• [Source passage]
Activating Governance Where Decisions Are Made

Latttice: The Data Product Workbench for Collibra
Overview

Executive Summary

This collaboration is grounded in a shared conviction. Both Collibra and Data Tiles recognize that data products are the structural foundation of modern governance. Collibra approaches this from the governance perspective, providing the enterprise framework for ownership, classification, lineage, glossary, and policy enforcement. Latttice operates as the Data Product Workbench within that framework, enabling decision-makers to create governed, trusted data products that are defined by governance rules and built close to the point of decision.

The market often confuses documentation with activation. Many enterprises believe they are building data products because they catalog assets, assign ownership, and define policies. Yet in most cases, the operational model has not changed. Engineering still controls pipelines. Activation still depends on technical delivery cycles. What exists is a documented data product, not an executable one. Governance is described, but not activated at creation.

A real data product must be built by the teams who use the data and understand what it should reflect. When the people closest to the decision shape the product within governance boundaries, trust becomes structural rather than procedural. If data is moved away from the decision and mediated exclusively through pipelines, it becomes distant and difficult to trust, regardless of how comprehensive governance documentation may be.

Latttice closes that gap. It enables business-owned, zero-code data products to be created directly within governance boundaries defined by Collibra. Governance rules are activated during the build. Engineers remain undisturbed because Latttice connects to data where it resides without disrupting infrastructure. The result is trustworthy data products, faster AI activation, structural compliance, and decisions that can occur as soon as the data is available.

This document also addresses two critical extensions of the data product model that are often treated as separate concerns but are in fact integral to it. Data contracts make governance enforceable at the interface between producer and consumer, ensuring that what a data product commits to deliver is formally defined and versioned. Data observability ensures that governance does not expire at deployment, it monitors freshness, completeness, schema stability, and distribution drift continuously, so that the trust embedded at creation holds across the full operational life of the data product.

Governance does not need more documentation. It needs activation at the moment of creation, close to where decisions are made.

From Governance Definition to Governance Activation

The Collaboration and the Imperative

The collaboration with Collibra is important for a simple reason. They recognize that data products are the future, and so do we.

If you lead governance, you have probably noticed the tone of conversations changing. Not because governance suddenly became fashionable, but because AI made it unavoidable. AI initiatives have shifted governance from good practice to board-level dependency. Leaders are no longer asking, "Do we have policies?" They are asking, "Can we move fast without creating risk?" That question is what is putting data products at the center of modern governance strategies.

Collibra has consistently articulated that trusted AI depends on unified governance for both data and AI assets, emphasizing visibility, lineage, quality, ownership, and policy enforcement as prerequisites for scaling reliable and compliant AI across the enterprise. That direction mirrors what the broader analyst community has been reinforcing.

Gartner

Gartner has repeatedly stated that AI-ready data, governed, trusted, and operationally accessible, is the limiting factor in AI success. In recent research communications, Gartner predicts that through 2026 a significant percentage of AI projects will be abandoned due to the lack of properly governed data foundations.

• [Data listing]
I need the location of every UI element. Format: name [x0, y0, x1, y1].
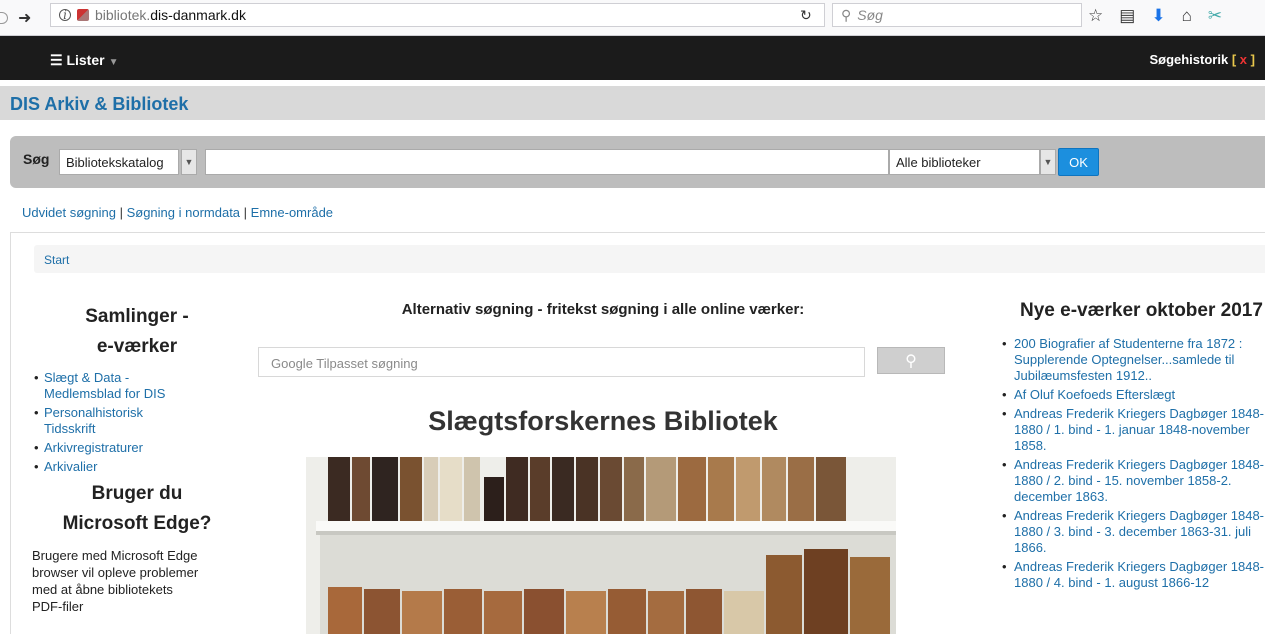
- bookmark-star-icon[interactable]: ☆: [1088, 6, 1103, 26]
- info-icon[interactable]: i: [59, 8, 71, 22]
- search-icon: ⚲: [905, 352, 917, 370]
- new-works-list: 200 Biografier af Studenterne fra 1872 :…: [1000, 336, 1265, 591]
- search-label: Søg: [23, 151, 50, 167]
- site-title[interactable]: DIS Arkiv & Bibliotek: [10, 94, 188, 115]
- chevron-down-icon[interactable]: ▼: [1040, 149, 1056, 175]
- list-item[interactable]: Personalhistorisk Tidsskrift: [22, 405, 192, 437]
- site-navbar: ☰ Lister ▼ Søgehistorik [ x ]: [0, 36, 1265, 80]
- subject-area-link[interactable]: Emne-område: [251, 205, 333, 220]
- library-select[interactable]: Alle biblioteker: [889, 149, 1040, 175]
- address-bar[interactable]: i bibliotek. dis-danmark.dk: [50, 3, 825, 27]
- left-column: Samlinger - e-værker Slægt & Data - Medl…: [22, 302, 252, 615]
- list-item[interactable]: Arkivalier: [22, 459, 192, 475]
- list-icon: ☰: [50, 52, 63, 68]
- search-type-select[interactable]: Bibliotekskatalog: [59, 149, 179, 175]
- browser-tools: ☆ ▤ ⬇ ⌂ ✂: [1088, 6, 1222, 26]
- library-value: Alle biblioteker: [896, 155, 981, 170]
- back-button[interactable]: [0, 11, 8, 24]
- insecure-lock-icon: [77, 9, 89, 21]
- library-title: Slægtsforskernes Bibliotek: [428, 406, 778, 436]
- alt-search-heading: Alternativ søgning - fritekst søgning i …: [401, 301, 805, 318]
- chevron-down-icon[interactable]: ▼: [181, 149, 197, 175]
- site-title-bar: DIS Arkiv & Bibliotek: [0, 86, 1265, 120]
- extension-icon[interactable]: ✂: [1208, 6, 1222, 26]
- list-item[interactable]: Andreas Frederik Kriegers Dagbøger 1848-…: [1000, 508, 1265, 556]
- google-search-button[interactable]: ⚲: [877, 347, 945, 374]
- collections-list: Slægt & Data - Medlemsblad for DIS Perso…: [22, 370, 252, 475]
- list-item[interactable]: Slægt & Data - Medlemsblad for DIS: [22, 370, 192, 402]
- breadcrumb: Start: [34, 245, 1265, 273]
- url-prefix: bibliotek.: [95, 7, 151, 23]
- reload-icon[interactable]: ↻: [800, 7, 812, 24]
- right-column: Nye e-værker oktober 2017 200 Biografier…: [1000, 300, 1265, 594]
- history-close[interactable]: x: [1240, 52, 1247, 67]
- url-domain: dis-danmark.dk: [150, 7, 246, 23]
- list-item[interactable]: Af Oluf Koefoeds Efterslægt: [1000, 387, 1265, 403]
- edge-notice-text: Brugere med Microsoft Edge browser vil o…: [32, 548, 199, 614]
- search-type-value: Bibliotekskatalog: [66, 155, 164, 170]
- search-links: Udvidet søgning | Søgning i normdata | E…: [22, 205, 334, 220]
- ok-button[interactable]: OK: [1058, 148, 1099, 176]
- search-history[interactable]: Søgehistorik [ x ]: [1149, 52, 1255, 67]
- google-search-input[interactable]: Google Tilpasset søgning: [258, 347, 865, 377]
- lister-label: Lister: [66, 52, 105, 68]
- forward-icon[interactable]: ➜: [18, 8, 31, 28]
- list-item[interactable]: Andreas Frederik Kriegers Dagbøger 1848-…: [1000, 406, 1265, 454]
- list-item[interactable]: Andreas Frederik Kriegers Dagbøger 1848-…: [1000, 559, 1265, 591]
- catalog-search-bar: Søg Bibliotekskatalog ▼ Alle biblioteker…: [10, 136, 1265, 188]
- bookshelf-image: [306, 457, 896, 634]
- advanced-search-link[interactable]: Udvidet søgning: [22, 205, 116, 220]
- list-item[interactable]: Arkivregistraturer: [22, 440, 192, 456]
- list-item[interactable]: Andreas Frederik Kriegers Dagbøger 1848-…: [1000, 457, 1265, 505]
- bookshelf-illustration: [306, 457, 896, 634]
- lister-menu[interactable]: ☰ Lister ▼: [50, 52, 118, 69]
- google-search-placeholder: Google Tilpasset søgning: [271, 356, 418, 371]
- caret-down-icon: ▼: [108, 57, 119, 68]
- home-icon[interactable]: ⌂: [1182, 6, 1192, 26]
- collections-heading: Samlinger - e-værker: [85, 306, 189, 357]
- new-works-heading: Nye e-værker oktober 2017: [1020, 300, 1263, 321]
- download-icon[interactable]: ⬇: [1151, 6, 1165, 26]
- search-icon: ⚲: [841, 6, 852, 23]
- reading-list-icon[interactable]: ▤: [1119, 6, 1135, 26]
- browser-search-placeholder: Søg: [857, 7, 883, 23]
- browser-search-box[interactable]: ⚲ Søg: [832, 3, 1082, 27]
- breadcrumb-start[interactable]: Start: [44, 253, 69, 267]
- history-label[interactable]: Søgehistorik: [1149, 52, 1228, 67]
- search-query-input[interactable]: [205, 149, 889, 175]
- edge-heading: Bruger du Microsoft Edge?: [62, 483, 212, 534]
- normdata-search-link[interactable]: Søgning i normdata: [127, 205, 240, 220]
- list-item[interactable]: 200 Biografier af Studenterne fra 1872 :…: [1000, 336, 1265, 384]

• [Parts of the exercise]
(A) Reproduce the part of the governance text that begins at the words "If you lead" and stops after "modern governance strategies.".
(B) How many lines of the records contain the string "label"? Reply with the number only.

• [Worked answers]
(A)
If you lead governance, you have probably noticed the tone of conversations changing. Not because governance suddenly became fashionable, but because AI made it unavoidable. AI initiatives have shifted governance from good practice to board-level dependency. Leaders are no longer asking, "Do we have policies?" They are asking, "Can we move fast without creating risk?" That question is what is putting data products at the center of modern governance strategies.

(B) 3